TASK OBJECTIVE: Copy every entry precisely.

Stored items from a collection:
········

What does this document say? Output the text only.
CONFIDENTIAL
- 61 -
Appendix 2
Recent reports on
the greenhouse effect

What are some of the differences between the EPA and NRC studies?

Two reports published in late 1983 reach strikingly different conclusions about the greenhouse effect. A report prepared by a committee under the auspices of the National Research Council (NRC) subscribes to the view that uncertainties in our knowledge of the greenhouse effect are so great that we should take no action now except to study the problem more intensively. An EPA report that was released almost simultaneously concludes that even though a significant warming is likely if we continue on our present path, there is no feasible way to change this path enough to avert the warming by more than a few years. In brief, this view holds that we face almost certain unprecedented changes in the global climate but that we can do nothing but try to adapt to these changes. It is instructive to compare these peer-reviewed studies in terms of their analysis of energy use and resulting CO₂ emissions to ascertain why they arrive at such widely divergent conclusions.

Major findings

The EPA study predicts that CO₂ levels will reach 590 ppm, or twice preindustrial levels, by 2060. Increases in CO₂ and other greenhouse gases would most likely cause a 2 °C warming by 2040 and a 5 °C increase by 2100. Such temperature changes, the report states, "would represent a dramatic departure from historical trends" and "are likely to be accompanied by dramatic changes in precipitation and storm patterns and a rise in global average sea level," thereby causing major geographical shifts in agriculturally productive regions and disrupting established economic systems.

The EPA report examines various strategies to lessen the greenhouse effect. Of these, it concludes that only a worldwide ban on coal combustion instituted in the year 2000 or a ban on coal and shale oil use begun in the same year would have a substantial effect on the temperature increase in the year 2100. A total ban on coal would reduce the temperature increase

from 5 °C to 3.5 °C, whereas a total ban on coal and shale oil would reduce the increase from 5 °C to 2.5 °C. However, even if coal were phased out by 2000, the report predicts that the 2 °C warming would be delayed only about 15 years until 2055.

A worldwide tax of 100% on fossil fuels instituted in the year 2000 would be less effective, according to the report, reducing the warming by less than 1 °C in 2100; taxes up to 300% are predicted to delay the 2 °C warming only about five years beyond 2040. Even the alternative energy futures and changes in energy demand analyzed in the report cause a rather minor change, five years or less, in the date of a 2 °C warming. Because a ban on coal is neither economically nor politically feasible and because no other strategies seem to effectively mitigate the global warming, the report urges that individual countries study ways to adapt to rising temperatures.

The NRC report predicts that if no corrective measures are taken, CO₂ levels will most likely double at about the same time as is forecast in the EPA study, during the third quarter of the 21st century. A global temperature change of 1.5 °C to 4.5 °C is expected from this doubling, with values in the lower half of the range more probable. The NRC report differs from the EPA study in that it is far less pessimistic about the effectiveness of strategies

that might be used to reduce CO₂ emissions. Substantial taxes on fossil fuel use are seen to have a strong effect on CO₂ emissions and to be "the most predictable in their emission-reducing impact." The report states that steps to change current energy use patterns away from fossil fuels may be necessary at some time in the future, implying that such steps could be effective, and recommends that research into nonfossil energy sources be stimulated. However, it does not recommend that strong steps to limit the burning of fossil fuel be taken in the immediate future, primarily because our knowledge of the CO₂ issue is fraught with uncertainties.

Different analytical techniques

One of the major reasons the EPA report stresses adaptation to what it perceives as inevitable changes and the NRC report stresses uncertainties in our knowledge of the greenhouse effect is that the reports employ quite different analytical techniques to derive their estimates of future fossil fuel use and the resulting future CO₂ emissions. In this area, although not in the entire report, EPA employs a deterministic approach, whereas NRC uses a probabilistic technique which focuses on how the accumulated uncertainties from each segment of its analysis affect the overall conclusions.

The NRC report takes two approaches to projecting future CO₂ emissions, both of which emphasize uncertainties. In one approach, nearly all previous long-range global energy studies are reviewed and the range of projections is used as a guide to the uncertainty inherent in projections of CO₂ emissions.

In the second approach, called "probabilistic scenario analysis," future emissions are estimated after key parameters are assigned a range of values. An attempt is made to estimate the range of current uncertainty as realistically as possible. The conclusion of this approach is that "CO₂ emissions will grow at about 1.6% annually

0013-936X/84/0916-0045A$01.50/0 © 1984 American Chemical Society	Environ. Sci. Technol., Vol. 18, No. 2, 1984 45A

········

RESPONSE:
What does this document say? Output the text only.
CONFIDENTIAL
- 61 -
Appendix 2
Recent reports on
the greenhouse effect

What are some of the differences between the EPA and NRC studies?

Two reports published in late 1983 reach strikingly different conclusions about the greenhouse effect. A report prepared by a committee under the auspices of the National Research Council (NRC) subscribes to the view that uncertainties in our knowledge of the greenhouse effect are so great that we should take no action now except to study the problem more intensively. An EPA report that was released almost simultaneously concludes that even though a significant warming is likely if we continue on our present path, there is no feasible way to change this path enough to avert the warming by more than a few years. In brief, this view holds that we face almost certain unprecedented changes in the global climate but that we can do nothing but try to adapt to these changes. It is instructive to compare these peer-reviewed studies in terms of their analysis of energy use and resulting CO₂ emissions to ascertain why they arrive at such widely divergent conclusions.

Major findings

The EPA study predicts that CO₂ levels will reach 590 ppm, or twice preindustrial levels, by 2060. Increases in CO₂ and other greenhouse gases would most likely cause a 2 °C warming by 2040 and a 5 °C increase by 2100. Such temperature changes, the report states, "would represent a dramatic departure from historical trends" and "are likely to be accompanied by dramatic changes in precipitation and storm patterns and a rise in global average sea level," thereby causing major geographical shifts in agriculturally productive regions and disrupting established economic systems.

The EPA report examines various strategies to lessen the greenhouse effect. Of these, it concludes that only a worldwide ban on coal combustion instituted in the year 2000 or a ban on coal and shale oil use begun in the same year would have a substantial effect on the temperature increase in the year 2100. A total ban on coal would reduce the temperature increase

from 5 °C to 3.5 °C, whereas a total ban on coal and shale oil would reduce the increase from 5 °C to 2.5 °C. However, even if coal were phased out by 2000, the report predicts that the 2 °C warming would be delayed only about 15 years until 2055.

A worldwide tax of 100% on fossil fuels instituted in the year 2000 would be less effective, according to the report, reducing the warming by less than 1 °C in 2100; taxes up to 300% are predicted to delay the 2 °C warming only about five years beyond 2040. Even the alternative energy futures and changes in energy demand analyzed in the report cause a rather minor change, five years or less, in the date of a 2 °C warming. Because a ban on coal is neither economically nor politically feasible and because no other strategies seem to effectively mitigate the global warming, the report urges that individual countries study ways to adapt to rising temperatures.

The NRC report predicts that if no corrective measures are taken, CO₂ levels will most likely double at about the same time as is forecast in the EPA study, during the third quarter of the 21st century. A global temperature change of 1.5 °C to 4.5 °C is expected from this doubling, with values in the lower half of the range more probable. The NRC report differs from the EPA study in that it is far less pessimistic about the effectiveness of strategies

that might be used to reduce CO₂ emissions. Substantial taxes on fossil fuel use are seen to have a strong effect on CO₂ emissions and to be "the most predictable in their emission-reducing impact." The report states that steps to change current energy use patterns away from fossil fuels may be necessary at some time in the future, implying that such steps could be effective, and recommends that research into nonfossil energy sources be stimulated. However, it does not recommend that strong steps to limit the burning of fossil fuel be taken in the immediate future, primarily because our knowledge of the CO₂ issue is fraught with uncertainties.

Different analytical techniques

One of the major reasons the EPA report stresses adaptation to what it perceives as inevitable changes and the NRC report stresses uncertainties in our knowledge of the greenhouse effect is that the reports employ quite different analytical techniques to derive their estimates of future fossil fuel use and the resulting future CO₂ emissions. In this area, although not in the entire report, EPA employs a deterministic approach, whereas NRC uses a probabilistic technique which focuses on how the accumulated uncertainties from each segment of its analysis affect the overall conclusions.

The NRC report takes two approaches to projecting future CO₂ emissions, both of which emphasize uncertainties. In one approach, nearly all previous long-range global energy studies are reviewed and the range of projections is used as a guide to the uncertainty inherent in projections of CO₂ emissions.

In the second approach, called "probabilistic scenario analysis," future emissions are estimated after key parameters are assigned a range of values. An attempt is made to estimate the range of current uncertainty as realistically as possible. The conclusion of this approach is that "CO₂ emissions will grow at about 1.6% annually

0013-936X/84/0916-0045A$01.50/0 © 1984 American Chemical Society	Environ. Sci. Technol., Vol. 18, No. 2, 1984 45A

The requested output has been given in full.